Everything from the line containing "Type out the text in this image." through the final line of the records must be transcribed verbatim; nothing else belongs in the result.
-- START INPUT FOR THIS TASK --
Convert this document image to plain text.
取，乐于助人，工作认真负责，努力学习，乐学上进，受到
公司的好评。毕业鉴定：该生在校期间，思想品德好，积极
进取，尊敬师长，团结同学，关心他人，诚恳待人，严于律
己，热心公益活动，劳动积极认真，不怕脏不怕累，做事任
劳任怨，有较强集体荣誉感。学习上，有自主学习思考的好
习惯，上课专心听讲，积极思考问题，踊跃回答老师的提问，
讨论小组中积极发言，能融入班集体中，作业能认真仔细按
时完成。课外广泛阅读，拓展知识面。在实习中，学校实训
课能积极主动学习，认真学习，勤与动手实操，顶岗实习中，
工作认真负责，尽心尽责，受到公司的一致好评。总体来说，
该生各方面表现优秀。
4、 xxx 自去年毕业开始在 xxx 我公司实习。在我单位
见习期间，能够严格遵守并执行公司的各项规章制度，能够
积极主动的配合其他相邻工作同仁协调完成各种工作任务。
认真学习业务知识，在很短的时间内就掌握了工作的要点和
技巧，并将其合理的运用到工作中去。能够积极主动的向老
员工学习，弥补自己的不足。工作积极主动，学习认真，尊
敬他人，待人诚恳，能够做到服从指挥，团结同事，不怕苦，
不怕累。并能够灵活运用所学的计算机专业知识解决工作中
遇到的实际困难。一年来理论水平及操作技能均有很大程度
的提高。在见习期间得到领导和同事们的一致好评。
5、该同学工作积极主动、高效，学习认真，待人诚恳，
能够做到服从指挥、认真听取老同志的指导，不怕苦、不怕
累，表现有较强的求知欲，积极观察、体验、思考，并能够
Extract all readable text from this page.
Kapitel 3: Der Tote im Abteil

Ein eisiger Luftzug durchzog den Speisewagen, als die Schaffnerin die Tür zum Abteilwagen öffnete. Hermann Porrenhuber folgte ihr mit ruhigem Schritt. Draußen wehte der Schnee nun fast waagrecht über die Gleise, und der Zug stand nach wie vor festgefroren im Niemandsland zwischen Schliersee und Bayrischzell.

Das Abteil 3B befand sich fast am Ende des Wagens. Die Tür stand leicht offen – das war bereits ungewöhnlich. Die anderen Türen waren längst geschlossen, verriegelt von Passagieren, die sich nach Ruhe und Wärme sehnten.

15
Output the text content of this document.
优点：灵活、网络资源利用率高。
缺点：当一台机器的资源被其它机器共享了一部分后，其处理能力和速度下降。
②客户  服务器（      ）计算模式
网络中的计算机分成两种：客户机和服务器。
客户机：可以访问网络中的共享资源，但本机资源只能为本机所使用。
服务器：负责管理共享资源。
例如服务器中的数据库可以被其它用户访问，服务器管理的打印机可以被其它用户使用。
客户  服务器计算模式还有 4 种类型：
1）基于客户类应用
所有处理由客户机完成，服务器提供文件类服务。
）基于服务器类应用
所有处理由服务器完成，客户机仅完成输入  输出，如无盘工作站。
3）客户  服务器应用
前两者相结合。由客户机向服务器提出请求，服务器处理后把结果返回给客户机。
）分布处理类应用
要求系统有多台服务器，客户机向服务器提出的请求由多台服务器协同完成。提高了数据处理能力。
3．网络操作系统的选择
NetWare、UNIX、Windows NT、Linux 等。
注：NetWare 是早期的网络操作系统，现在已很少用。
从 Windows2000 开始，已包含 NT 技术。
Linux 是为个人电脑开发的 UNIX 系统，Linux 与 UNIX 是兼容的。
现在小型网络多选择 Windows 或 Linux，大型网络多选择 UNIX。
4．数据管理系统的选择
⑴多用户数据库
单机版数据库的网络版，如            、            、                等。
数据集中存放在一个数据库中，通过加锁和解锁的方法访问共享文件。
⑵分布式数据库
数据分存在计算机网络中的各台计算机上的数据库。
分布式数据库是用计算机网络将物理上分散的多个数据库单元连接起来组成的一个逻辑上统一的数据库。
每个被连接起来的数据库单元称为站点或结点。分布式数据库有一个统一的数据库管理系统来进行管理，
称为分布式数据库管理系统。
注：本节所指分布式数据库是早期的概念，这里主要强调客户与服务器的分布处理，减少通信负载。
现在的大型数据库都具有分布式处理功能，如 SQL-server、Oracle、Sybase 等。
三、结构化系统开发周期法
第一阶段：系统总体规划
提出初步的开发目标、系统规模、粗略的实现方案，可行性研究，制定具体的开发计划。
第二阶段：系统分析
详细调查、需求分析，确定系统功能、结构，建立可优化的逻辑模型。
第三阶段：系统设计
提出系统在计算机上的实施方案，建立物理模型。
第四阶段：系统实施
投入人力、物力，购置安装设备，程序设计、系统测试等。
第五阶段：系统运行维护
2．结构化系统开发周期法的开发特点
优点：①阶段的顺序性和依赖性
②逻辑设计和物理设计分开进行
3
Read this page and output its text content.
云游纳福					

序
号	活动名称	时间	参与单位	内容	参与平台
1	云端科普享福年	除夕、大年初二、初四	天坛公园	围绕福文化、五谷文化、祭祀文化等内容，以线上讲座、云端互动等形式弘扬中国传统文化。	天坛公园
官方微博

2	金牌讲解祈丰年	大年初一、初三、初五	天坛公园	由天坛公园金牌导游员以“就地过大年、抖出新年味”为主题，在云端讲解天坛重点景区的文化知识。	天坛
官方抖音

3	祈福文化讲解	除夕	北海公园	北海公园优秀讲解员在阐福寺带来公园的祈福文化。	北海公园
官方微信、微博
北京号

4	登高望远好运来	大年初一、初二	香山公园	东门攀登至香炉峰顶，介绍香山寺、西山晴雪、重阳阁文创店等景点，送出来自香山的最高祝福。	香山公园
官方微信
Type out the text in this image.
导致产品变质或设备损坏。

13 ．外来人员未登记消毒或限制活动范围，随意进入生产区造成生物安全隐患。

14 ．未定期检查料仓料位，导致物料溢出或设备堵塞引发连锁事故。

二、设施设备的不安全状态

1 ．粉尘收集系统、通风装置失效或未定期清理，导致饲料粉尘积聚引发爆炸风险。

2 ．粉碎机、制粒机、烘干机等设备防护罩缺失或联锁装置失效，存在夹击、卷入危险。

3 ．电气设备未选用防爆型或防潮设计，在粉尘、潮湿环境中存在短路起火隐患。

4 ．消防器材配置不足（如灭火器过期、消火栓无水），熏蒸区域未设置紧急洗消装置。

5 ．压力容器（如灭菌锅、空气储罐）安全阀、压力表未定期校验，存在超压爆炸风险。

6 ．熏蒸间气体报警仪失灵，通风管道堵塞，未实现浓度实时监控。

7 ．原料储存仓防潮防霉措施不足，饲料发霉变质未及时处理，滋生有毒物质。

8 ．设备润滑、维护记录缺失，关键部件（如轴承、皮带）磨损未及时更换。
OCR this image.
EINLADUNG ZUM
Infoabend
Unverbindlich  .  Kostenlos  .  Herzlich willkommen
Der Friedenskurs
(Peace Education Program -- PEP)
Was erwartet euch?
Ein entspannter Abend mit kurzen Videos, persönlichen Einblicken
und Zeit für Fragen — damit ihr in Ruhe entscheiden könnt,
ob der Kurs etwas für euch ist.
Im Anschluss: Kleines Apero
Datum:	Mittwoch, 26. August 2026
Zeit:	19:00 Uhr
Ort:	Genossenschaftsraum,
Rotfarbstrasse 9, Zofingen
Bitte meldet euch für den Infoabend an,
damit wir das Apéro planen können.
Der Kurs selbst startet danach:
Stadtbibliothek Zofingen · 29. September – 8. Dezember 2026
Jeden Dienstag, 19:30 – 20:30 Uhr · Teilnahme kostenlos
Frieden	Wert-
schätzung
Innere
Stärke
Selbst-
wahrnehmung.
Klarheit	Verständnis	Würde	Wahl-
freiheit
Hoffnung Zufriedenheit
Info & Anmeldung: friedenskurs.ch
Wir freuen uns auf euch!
-- END INPUT FOR THIS TASK --
WRITTEN ANSWER =>
Type out the text in this image.
导致产品变质或设备损坏。

13 ．外来人员未登记消毒或限制活动范围，随意进入生产区造成生物安全隐患。

14 ．未定期检查料仓料位，导致物料溢出或设备堵塞引发连锁事故。

二、设施设备的不安全状态

1 ．粉尘收集系统、通风装置失效或未定期清理，导致饲料粉尘积聚引发爆炸风险。

2 ．粉碎机、制粒机、烘干机等设备防护罩缺失或联锁装置失效，存在夹击、卷入危险。

3 ．电气设备未选用防爆型或防潮设计，在粉尘、潮湿环境中存在短路起火隐患。

4 ．消防器材配置不足（如灭火器过期、消火栓无水），熏蒸区域未设置紧急洗消装置。

5 ．压力容器（如灭菌锅、空气储罐）安全阀、压力表未定期校验，存在超压爆炸风险。

6 ．熏蒸间气体报警仪失灵，通风管道堵塞，未实现浓度实时监控。

7 ．原料储存仓防潮防霉措施不足，饲料发霉变质未及时处理，滋生有毒物质。

8 ．设备润滑、维护记录缺失，关键部件（如轴承、皮带）磨损未及时更换。
OCR this image.
EINLADUNG ZUM
Infoabend
Unverbindlich  .  Kostenlos  .  Herzlich willkommen
Der Friedenskurs
(Peace Education Program -- PEP)
Was erwartet euch?
Ein entspannter Abend mit kurzen Videos, persönlichen Einblicken
und Zeit für Fragen — damit ihr in Ruhe entscheiden könnt,
ob der Kurs etwas für euch ist.
Im Anschluss: Kleines Apero
Datum:	Mittwoch, 26. August 2026
Zeit:	19:00 Uhr
Ort:	Genossenschaftsraum,
Rotfarbstrasse 9, Zofingen
Bitte meldet euch für den Infoabend an,
damit wir das Apéro planen können.
Der Kurs selbst startet danach:
Stadtbibliothek Zofingen · 29. September – 8. Dezember 2026
Jeden Dienstag, 19:30 – 20:30 Uhr · Teilnahme kostenlos
Frieden	Wert-
schätzung
Innere
Stärke
Selbst-
wahrnehmung.
Klarheit	Verständnis	Würde	Wahl-
freiheit
Hoffnung Zufriedenheit
Info & Anmeldung: friedenskurs.ch
Wir freuen uns auf euch!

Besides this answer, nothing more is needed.